### Task goal
Pick out the lines below that include the string "April".

### Data excerpts
** Start **

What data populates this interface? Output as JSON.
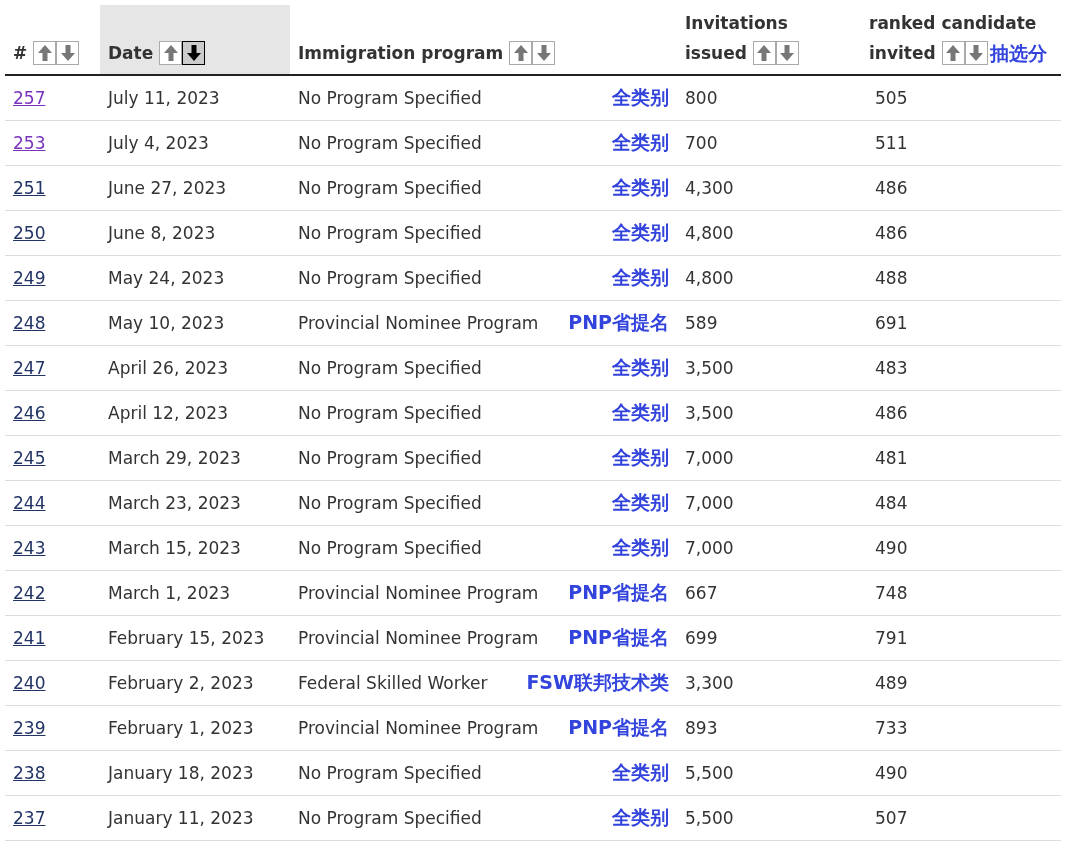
{
  "table": {
    "columns": [
      {
        "label_lines": [
          "#"
        ],
        "selected": false,
        "sort_buttons": [
          {
            "selected": false
          },
          {
            "selected": false
          }
        ]
      },
      {
        "label_lines": [
          "Date"
        ],
        "selected": true,
        "sort_buttons": [
          {
            "selected": false
          },
          {
            "selected": true
          }
        ]
      },
      {
        "label_lines": [
          "Immigration program"
        ],
        "selected": false,
        "sort_buttons": [
          {
            "selected": false
          },
          {
            "selected": false
          }
        ]
      },
      {
        "label_lines": [
          "Invitations",
          "issued"
        ],
        "selected": false,
        "sort_buttons": [
          {
            "selected": false
          },
          {
            "selected": false
          }
        ]
      },
      {
        "label_lines": [
          "ranked candidate",
          "invited"
        ],
        "selected": false,
        "sort_buttons": [
          {
            "selected": false
          },
          {
            "selected": false
          }
        ],
        "note": "抽选分"
      }
    ],
    "rows": [
      {
        "number": "257",
        "visited": true,
        "date": "July 11, 2023",
        "program": "No Program Specified",
        "note": "全类别",
        "invitations": "800",
        "score": "505"
      },
      {
        "number": "253",
        "visited": true,
        "date": "July 4, 2023",
        "program": "No Program Specified",
        "note": "全类别",
        "invitations": "700",
        "score": "511"
      },
      {
        "number": "251",
        "visited": false,
        "date": "June 27, 2023",
        "program": "No Program Specified",
        "note": "全类别",
        "invitations": "4,300",
        "score": "486"
      },
      {
        "number": "250",
        "visited": false,
        "date": "June 8, 2023",
        "program": "No Program Specified",
        "note": "全类别",
        "invitations": "4,800",
        "score": "486"
      },
      {
        "number": "249",
        "visited": false,
        "date": "May 24, 2023",
        "program": "No Program Specified",
        "note": "全类别",
        "invitations": "4,800",
        "score": "488"
      },
      {
        "number": "248",
        "visited": false,
        "date": "May 10, 2023",
        "program": "Provincial Nominee Program",
        "note": "PNP省提名",
        "invitations": "589",
        "score": "691"
      },
      {
        "number": "247",
        "visited": false,
        "date": "April 26, 2023",
        "program": "No Program Specified",
        "note": "全类别",
        "invitations": "3,500",
        "score": "483"
      },
      {
        "number": "246",
        "visited": false,
        "date": "April 12, 2023",
        "program": "No Program Specified",
        "note": "全类别",
        "invitations": "3,500",
        "score": "486"
      },
      {
        "number": "245",
        "visited": false,
        "date": "March 29, 2023",
        "program": "No Program Specified",
        "note": "全类别",
        "invitations": "7,000",
        "score": "481"
      },
      {
        "number": "244",
        "visited": false,
        "date": "March 23, 2023",
        "program": "No Program Specified",
        "note": "全类别",
        "invitations": "7,000",
        "score": "484"
      },
      {
        "number": "243",
        "visited": false,
        "date": "March 15, 2023",
        "program": "No Program Specified",
        "note": "全类别",
        "invitations": "7,000",
        "score": "490"
      },
      {
        "number": "242",
        "visited": false,
        "date": "March 1, 2023",
        "program": "Provincial Nominee Program",
        "note": "PNP省提名",
        "invitations": "667",
        "score": "748"
      },
      {
        "number": "241",
        "visited": false,
        "date": "February 15, 2023",
        "program": "Provincial Nominee Program",
        "note": "PNP省提名",
        "invitations": "699",
        "score": "791"
      },
      {
        "number": "240",
        "visited": false,
        "date": "February 2, 2023",
        "program": "Federal Skilled Worker",
        "note": "FSW联邦技术类",
        "invitations": "3,300",
        "score": "489"
      },
      {
        "number": "239",
        "visited": false,
        "date": "February 1, 2023",
        "program": "Provincial Nominee Program",
        "note": "PNP省提名",
        "invitations": "893",
        "score": "733"
      },
      {
        "number": "238",
        "visited": false,
        "date": "January 18, 2023",
        "program": "No Program Specified",
        "note": "全类别",
        "invitations": "5,500",
        "score": "490"
      },
      {
        "number": "237",
        "visited": false,
        "date": "January 11, 2023",
        "program": "No Program Specified",
        "note": "全类别",
        "invitations": "5,500",
        "score": "507"
      }
    ]
  }
}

** End **

### The solution
        "date": "April 26, 2023",
        "date": "April 12, 2023",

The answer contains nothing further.